TASK REQUIREMENTS: Give only the number of lines where "Graphic" occurs.

[Stored items]
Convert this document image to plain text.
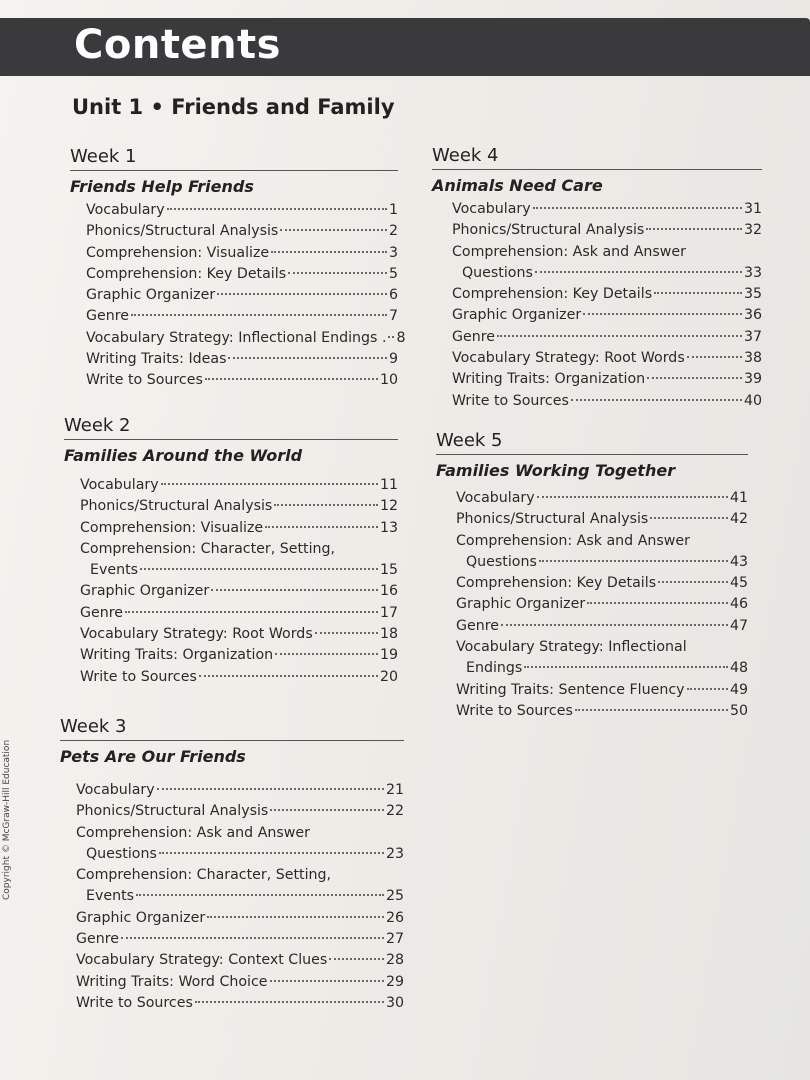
Contents
Unit 1 • Friends and Family
Copyright © McGraw-Hill Education
Week 1
Friends Help Friends
Vocabulary	1
Phonics/Structural Analysis	2
Comprehension: Visualize	3
Comprehension: Key Details	5
Graphic Organizer	6
Genre	7
Vocabulary Strategy: Inflectional Endings . 8
Writing Traits: Ideas	9
Write to Sources	10
Week 2
Families Around the World
Vocabulary	11
Phonics/Structural Analysis	12
Comprehension: Visualize	13
Comprehension: Character, Setting,
Events	15
Graphic Organizer	16
Genre	17
Vocabulary Strategy: Root Words	18
Writing Traits: Organization	19
Write to Sources	20
Week 3
Pets Are Our Friends
Vocabulary	21
Phonics/Structural Analysis	22
Comprehension: Ask and Answer
Questions	23
Comprehension: Character, Setting,
Events	25
Graphic Organizer	26
Genre	27
Vocabulary Strategy: Context Clues	28
Writing Traits: Word Choice	29
Write to Sources	30
Week 4
Animals Need Care
Vocabulary	31
Phonics/Structural Analysis	32
Comprehension: Ask and Answer
Questions	33
Comprehension: Key Details	35
Graphic Organizer	36
Genre	37
Vocabulary Strategy: Root Words	38
Writing Traits: Organization	39
Write to Sources	40
Week 5
Families Working Together
Vocabulary	41
Phonics/Structural Analysis	42
Comprehension: Ask and Answer
Questions	43
Comprehension: Key Details	45
Graphic Organizer	46
Genre	47
Vocabulary Strategy: Inflectional
Endings	48
Writing Traits: Sentence Fluency	49
Write to Sources	50
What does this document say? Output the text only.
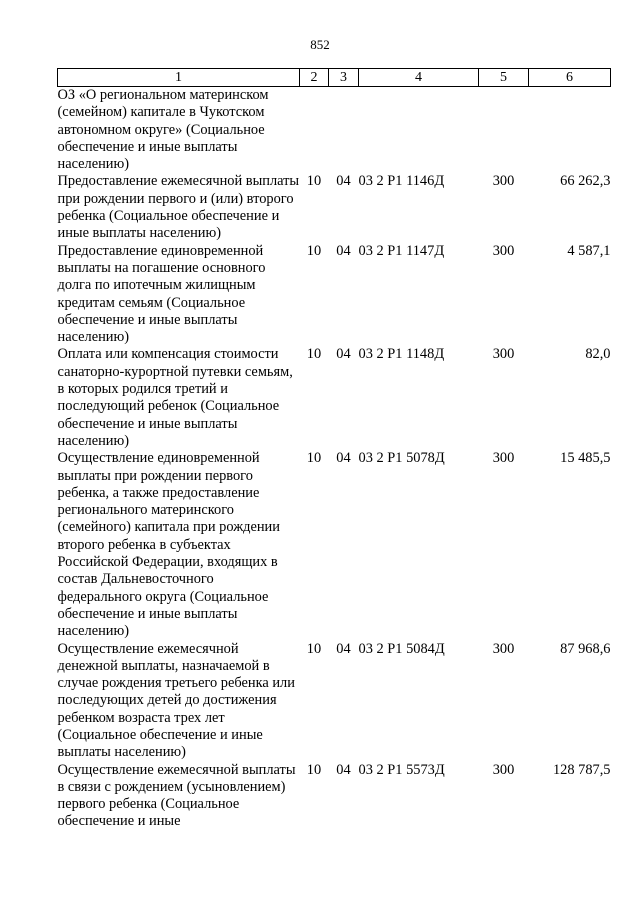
852
1	2	3	4	5	6
ОЗ «О региональном материнском (семейном) капитале в Чукотском автономном округе» (Социальное обеспечение и иные выплаты населению)					
Предоставление ежемесячной выплаты при рождении первого и (или) второго ребенка (Социальное обеспечение и иные выплаты населению)	10	04	03 2 P1 1146Д	300	66 262,3
Предоставление единовременной выплаты на погашение основного долга по ипотечным жилищным кредитам семьям (Социальное обеспечение и иные выплаты населению)	10	04	03 2 P1 1147Д	300	4 587,1
Оплата или компенсация стоимости санаторно-курортной путевки семьям, в которых родился третий и последующий ребенок (Социальное обеспечение и иные выплаты населению)	10	04	03 2 P1 1148Д	300	82,0
Осуществление единовременной выплаты при рождении первого ребенка, а также предоставление регионального материнского (семейного) капитала при рождении второго ребенка в субъектах Российской Федерации, входящих в состав Дальневосточного федерального округа (Социальное обеспечение и иные выплаты населению)	10	04	03 2 P1 5078Д	300	15 485,5
Осуществление ежемесячной денежной выплаты, назначаемой в случае рождения третьего ребенка или последующих детей до достижения ребенком возраста трех лет (Социальное обеспечение и иные выплаты населению)	10	04	03 2 P1 5084Д	300	87 968,6
Осуществление ежемесячной выплаты в связи с рождением (усыновлением) первого ребенка (Социальное обеспечение и иные	10	04	03 2 P1 5573Д	300	128 787,5
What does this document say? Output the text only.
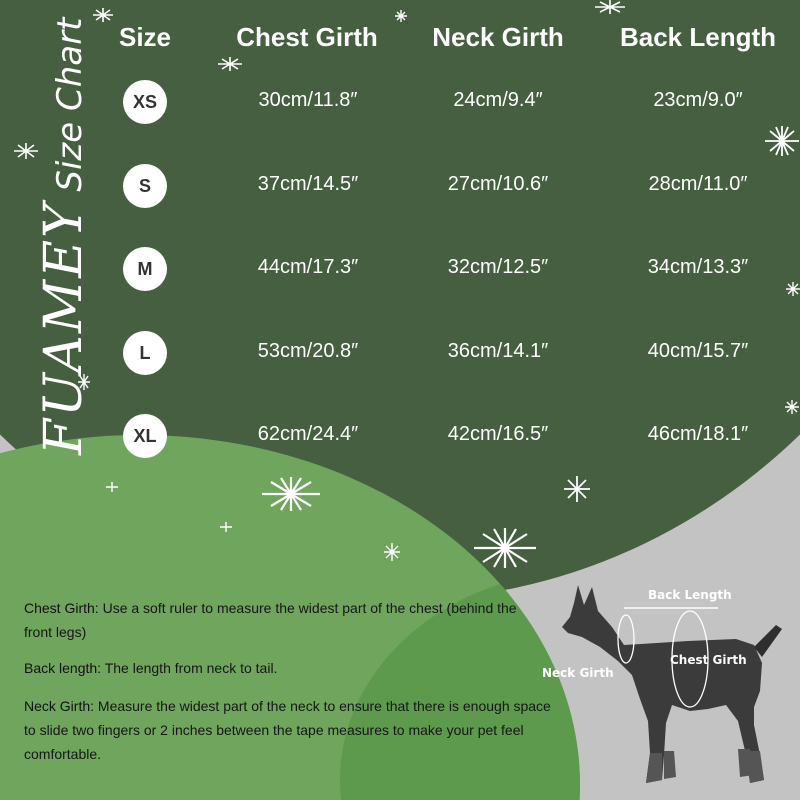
FUAMEYSize Chart	Size	Chest Girth	Neck Girth	Back Length
XS	30cm/11.8″	24cm/9.4″	23cm/9.0″
S	37cm/14.5″	27cm/10.6″	28cm/11.0″
M	44cm/17.3″	32cm/12.5″	34cm/13.3″
L	53cm/20.8″	36cm/14.1″	40cm/15.7″
XL	62cm/24.4″	42cm/16.5″	46cm/18.1″
Chest Girth: Use a soft ruler to measure the widest part of the chest (behind the front legs)
Back length: The length from neck to tail.
Neck Girth: Measure the widest part of the neck to ensure that there is enough space to slide two fingers or 2 inches between the tape measures to make your pet feel comfortable.
Back Length
Neck Girth
Chest Girth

OUTPUT FOR THIS EXERCISE: 5